**Problem 1**.
Repeat the passage of the Botswana coal article from "Bojé said the" up to and including "6,000kCal/kg quality coal.".
**Problem 2**.
Answer these questions using the Botswana coal article:
(a) How much coal has Eskom called for in the short term?
(b) In what year did Bojé say he had last seen coal markets like the current ones?
(c) What saleable production does Bojé think the project can reach?

**Article**.
* begin *

Jacques Badenhorst, the recently appointed CEO of Maatla Resources, a company building the Mmamabula Colliery in Botswana, is an example. “The uncompetitive investment environment in South Africa and regulatory issues are not helping the industry,” he said at the Junior Indaba, a mining conference last month. “Junior miners are looking elsewhere such as Botswana which is an option in terms of supplying coal into South Africa,” he said.

There’s also a unique opportunity for Botswanan coal: whereas previously the country struggled to supply export markets given its landlocked status, it now has a ready domestic market given Eskom’s call for more coal, some 33 million tonnes (Mt) in the short-term – a procurement drive described by Phumaphi Mashale, CEO of the UK’s Shumba Energy as “… an insane amount of coal”.

Eskom is facing additional pressures given the increase in the export price of coal which has seen local players prefer that market over Eskom, which is trying to trim its primary energy cost. “By working with the South Africans, Botswana has got the ability to complement the supply to Eskom which can liberate a lot of companies here (in South Africa) to export coal,” said Mashale.

Said Badenhorst: “It has certainly created an opportunity for Maatla in terms of a distance perspective to places like the Northern Cape and Western Cape markets, and there is definitely a big coal shortage. If you speak to any coal trader currently, nobody can get consistency of supply and good quality coal,” he added.

And there’s also the point that Botswana is just an easier place to do business in the mining sector than in South Africa, according to Mashale. “There are a number of tax incentives that mean when you operate in Botswana, and there are no exchange controls. But apart from that, there is unlimited care for tax losses and you get a tax reduction on the yellow equipment that you bring into the country,” he said.

Andre Bojé, CEO of Minergy which is developing the southern end of the Mmamabula coal fields in Botswana, said he had last seen coal markets like this in 2007, but added: “I’ve never seen the South African coal market stretched like this. There are huge gaps to enter the South African market and such is the demand for coal at the moment that logistics is not a problem”.

Bojé said the prospect of Transnet building a rail line will be a fillip for Botswana. “At the moment you can get about 2Mt/year out of Botswana but no more than that. We have had meetings with Transnet and they have prioritised the Lephalele line [into Botswana] so if that comes to pass we could have 5Mt/year or even 15Mt/year from Botswana in about three years’ time,” he said.

Minergy is investigating building its Masama project with run-of-mine production set at some 2.4Mt/year of between 5,800kCal to 6,000kCal/kg quality coal.

“I think we can produce saleable production of 1.2Mt/y,” said Bojé earlier this year. “We will start with that just to get the project off the ground, but the capacity of the plant will be about 4Mt/year,” he said. The project is 50km to 250km closer to the North West province and Cape markets than coal miners in Mpumalanga province.

* end *

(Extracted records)
* begin *

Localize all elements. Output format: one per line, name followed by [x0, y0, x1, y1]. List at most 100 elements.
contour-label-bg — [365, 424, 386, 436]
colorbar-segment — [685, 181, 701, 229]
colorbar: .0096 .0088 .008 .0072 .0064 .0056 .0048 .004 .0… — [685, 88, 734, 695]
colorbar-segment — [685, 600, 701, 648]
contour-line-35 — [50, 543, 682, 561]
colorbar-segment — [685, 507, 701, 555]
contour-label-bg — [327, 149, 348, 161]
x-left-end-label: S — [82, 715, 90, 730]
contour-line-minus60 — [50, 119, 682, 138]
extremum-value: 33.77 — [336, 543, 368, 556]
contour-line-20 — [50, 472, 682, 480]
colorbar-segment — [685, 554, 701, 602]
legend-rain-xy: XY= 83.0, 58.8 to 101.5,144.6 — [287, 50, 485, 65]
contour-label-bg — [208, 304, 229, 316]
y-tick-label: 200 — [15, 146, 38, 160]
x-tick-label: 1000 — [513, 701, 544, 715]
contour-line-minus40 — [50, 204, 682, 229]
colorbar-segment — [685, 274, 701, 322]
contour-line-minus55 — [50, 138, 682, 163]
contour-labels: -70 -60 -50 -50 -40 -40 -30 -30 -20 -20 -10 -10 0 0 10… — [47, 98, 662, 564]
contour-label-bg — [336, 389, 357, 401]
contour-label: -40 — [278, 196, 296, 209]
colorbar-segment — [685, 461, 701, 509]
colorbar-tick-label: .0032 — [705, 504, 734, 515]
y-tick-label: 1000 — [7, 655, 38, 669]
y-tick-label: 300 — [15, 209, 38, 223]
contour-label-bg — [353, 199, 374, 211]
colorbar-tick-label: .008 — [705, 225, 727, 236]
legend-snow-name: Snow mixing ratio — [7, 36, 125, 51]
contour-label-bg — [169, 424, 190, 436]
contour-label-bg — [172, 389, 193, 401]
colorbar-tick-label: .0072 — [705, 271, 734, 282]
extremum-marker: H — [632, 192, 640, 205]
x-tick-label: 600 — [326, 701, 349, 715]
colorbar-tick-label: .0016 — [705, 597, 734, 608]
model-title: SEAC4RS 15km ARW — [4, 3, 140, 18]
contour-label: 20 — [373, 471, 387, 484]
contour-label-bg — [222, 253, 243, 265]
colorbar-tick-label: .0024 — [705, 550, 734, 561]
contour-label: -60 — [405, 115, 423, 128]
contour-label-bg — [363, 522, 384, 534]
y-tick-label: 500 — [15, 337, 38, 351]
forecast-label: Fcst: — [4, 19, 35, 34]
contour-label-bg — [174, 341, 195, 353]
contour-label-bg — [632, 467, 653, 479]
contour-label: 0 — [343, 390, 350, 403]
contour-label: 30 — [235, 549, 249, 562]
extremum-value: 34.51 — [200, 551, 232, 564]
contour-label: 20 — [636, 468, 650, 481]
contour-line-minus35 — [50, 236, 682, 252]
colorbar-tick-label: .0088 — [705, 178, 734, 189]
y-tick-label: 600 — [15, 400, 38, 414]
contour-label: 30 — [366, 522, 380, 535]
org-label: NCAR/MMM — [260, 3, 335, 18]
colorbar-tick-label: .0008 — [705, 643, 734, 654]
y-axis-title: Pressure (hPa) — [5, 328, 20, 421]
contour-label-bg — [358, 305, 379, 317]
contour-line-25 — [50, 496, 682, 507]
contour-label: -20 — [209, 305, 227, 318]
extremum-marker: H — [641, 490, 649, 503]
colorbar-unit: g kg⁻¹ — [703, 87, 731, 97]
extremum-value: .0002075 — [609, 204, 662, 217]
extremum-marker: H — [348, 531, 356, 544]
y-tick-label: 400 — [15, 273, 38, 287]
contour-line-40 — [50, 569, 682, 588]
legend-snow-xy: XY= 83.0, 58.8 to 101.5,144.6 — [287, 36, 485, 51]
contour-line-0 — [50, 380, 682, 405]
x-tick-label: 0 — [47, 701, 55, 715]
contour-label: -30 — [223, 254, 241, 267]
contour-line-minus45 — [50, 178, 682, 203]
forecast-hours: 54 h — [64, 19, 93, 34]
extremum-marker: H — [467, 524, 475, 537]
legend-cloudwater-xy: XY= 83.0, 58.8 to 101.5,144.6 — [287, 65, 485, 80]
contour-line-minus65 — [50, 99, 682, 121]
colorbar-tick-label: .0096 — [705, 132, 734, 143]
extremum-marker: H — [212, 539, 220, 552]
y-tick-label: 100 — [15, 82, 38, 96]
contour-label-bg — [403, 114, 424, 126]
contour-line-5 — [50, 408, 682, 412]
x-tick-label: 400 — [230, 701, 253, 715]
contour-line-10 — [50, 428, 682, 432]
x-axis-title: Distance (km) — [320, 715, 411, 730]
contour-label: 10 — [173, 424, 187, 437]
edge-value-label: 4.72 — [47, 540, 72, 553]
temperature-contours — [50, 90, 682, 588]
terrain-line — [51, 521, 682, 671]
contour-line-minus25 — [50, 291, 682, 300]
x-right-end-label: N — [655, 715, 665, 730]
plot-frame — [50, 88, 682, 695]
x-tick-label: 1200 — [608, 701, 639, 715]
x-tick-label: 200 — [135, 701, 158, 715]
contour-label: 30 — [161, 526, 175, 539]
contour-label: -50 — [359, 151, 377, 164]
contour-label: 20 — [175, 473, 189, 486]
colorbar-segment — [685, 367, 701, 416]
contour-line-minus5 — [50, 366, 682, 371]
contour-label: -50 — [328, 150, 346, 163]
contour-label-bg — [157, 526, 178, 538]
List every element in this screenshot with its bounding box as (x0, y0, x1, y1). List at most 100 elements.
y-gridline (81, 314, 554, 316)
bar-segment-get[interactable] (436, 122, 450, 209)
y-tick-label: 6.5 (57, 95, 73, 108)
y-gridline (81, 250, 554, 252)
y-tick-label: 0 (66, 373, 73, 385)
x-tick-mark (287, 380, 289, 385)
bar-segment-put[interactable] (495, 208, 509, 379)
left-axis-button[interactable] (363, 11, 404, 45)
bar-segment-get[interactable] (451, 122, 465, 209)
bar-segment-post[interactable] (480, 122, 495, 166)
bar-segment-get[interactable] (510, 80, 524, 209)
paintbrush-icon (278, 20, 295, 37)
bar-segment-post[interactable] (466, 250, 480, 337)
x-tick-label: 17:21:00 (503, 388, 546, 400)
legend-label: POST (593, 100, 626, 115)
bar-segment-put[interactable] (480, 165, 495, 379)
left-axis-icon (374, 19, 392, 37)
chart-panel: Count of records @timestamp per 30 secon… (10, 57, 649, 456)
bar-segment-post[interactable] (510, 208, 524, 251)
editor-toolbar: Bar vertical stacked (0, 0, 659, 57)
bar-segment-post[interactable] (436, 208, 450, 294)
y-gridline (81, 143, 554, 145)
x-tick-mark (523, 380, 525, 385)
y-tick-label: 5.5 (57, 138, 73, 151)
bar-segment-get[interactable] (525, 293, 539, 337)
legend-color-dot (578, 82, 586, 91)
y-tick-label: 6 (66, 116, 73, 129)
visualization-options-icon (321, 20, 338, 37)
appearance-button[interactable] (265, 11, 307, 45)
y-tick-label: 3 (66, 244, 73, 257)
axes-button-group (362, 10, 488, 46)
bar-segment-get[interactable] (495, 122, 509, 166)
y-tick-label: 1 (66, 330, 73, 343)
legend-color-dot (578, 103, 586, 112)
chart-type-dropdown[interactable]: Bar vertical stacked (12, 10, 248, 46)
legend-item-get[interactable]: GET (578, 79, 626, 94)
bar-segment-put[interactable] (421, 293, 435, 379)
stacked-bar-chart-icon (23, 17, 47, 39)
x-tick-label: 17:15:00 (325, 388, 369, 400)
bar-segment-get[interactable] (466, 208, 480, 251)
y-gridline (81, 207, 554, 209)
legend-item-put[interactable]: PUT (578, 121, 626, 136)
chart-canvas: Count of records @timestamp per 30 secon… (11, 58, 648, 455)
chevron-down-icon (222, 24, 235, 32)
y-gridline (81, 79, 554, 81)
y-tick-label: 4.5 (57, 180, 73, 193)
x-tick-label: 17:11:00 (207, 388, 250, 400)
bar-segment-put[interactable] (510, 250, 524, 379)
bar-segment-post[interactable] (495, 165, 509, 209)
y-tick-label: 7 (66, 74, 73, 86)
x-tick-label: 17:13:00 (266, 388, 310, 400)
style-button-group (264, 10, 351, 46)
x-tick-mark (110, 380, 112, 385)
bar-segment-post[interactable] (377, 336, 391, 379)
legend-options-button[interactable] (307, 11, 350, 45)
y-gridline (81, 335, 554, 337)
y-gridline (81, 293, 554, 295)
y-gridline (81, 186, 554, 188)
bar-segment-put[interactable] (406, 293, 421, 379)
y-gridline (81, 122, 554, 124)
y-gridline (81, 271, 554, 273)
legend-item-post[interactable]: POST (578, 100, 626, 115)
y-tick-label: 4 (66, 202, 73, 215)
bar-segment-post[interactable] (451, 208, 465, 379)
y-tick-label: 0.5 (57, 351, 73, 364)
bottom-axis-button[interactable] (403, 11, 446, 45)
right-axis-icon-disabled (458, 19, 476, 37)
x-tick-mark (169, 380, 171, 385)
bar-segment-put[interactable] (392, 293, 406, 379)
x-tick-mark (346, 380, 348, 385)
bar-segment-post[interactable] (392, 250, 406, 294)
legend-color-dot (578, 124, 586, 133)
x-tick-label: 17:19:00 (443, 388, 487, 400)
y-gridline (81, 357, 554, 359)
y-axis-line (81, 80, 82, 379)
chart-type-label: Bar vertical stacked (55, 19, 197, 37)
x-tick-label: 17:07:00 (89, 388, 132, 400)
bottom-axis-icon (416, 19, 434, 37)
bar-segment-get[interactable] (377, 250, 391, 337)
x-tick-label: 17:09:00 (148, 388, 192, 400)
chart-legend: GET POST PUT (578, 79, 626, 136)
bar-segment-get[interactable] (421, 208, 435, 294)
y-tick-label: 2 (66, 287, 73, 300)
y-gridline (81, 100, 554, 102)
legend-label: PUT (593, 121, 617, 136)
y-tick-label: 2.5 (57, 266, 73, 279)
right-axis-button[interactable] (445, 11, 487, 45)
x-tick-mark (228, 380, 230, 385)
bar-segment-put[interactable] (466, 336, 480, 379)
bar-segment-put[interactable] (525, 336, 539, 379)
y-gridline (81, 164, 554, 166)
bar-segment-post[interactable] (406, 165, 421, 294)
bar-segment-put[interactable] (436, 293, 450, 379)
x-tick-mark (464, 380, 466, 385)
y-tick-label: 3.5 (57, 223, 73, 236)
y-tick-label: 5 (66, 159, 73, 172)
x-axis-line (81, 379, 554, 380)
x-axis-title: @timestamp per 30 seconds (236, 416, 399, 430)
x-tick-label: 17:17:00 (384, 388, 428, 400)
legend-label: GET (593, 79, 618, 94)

* end *

**Correct response 1**.
Bojé said the prospect of Transnet building a rail line will be a fillip for Botswana. “At the moment you can get about 2Mt/year out of Botswana but no more than that. We have had meetings with Transnet and they have prioritised the Lephalele line [into Botswana] so if that comes to pass we could have 5Mt/year or even 15Mt/year from Botswana in about three years’ time,” he said.

Minergy is investigating building its Masama project with run-of-mine production set at some 2.4Mt/year of between 5,800kCal to 6,000kCal/kg quality coal.

**Correct response 2**.
(a) Some 33 million tonnes (Mt).
(b) 2007.
(c) 1.2Mt/y.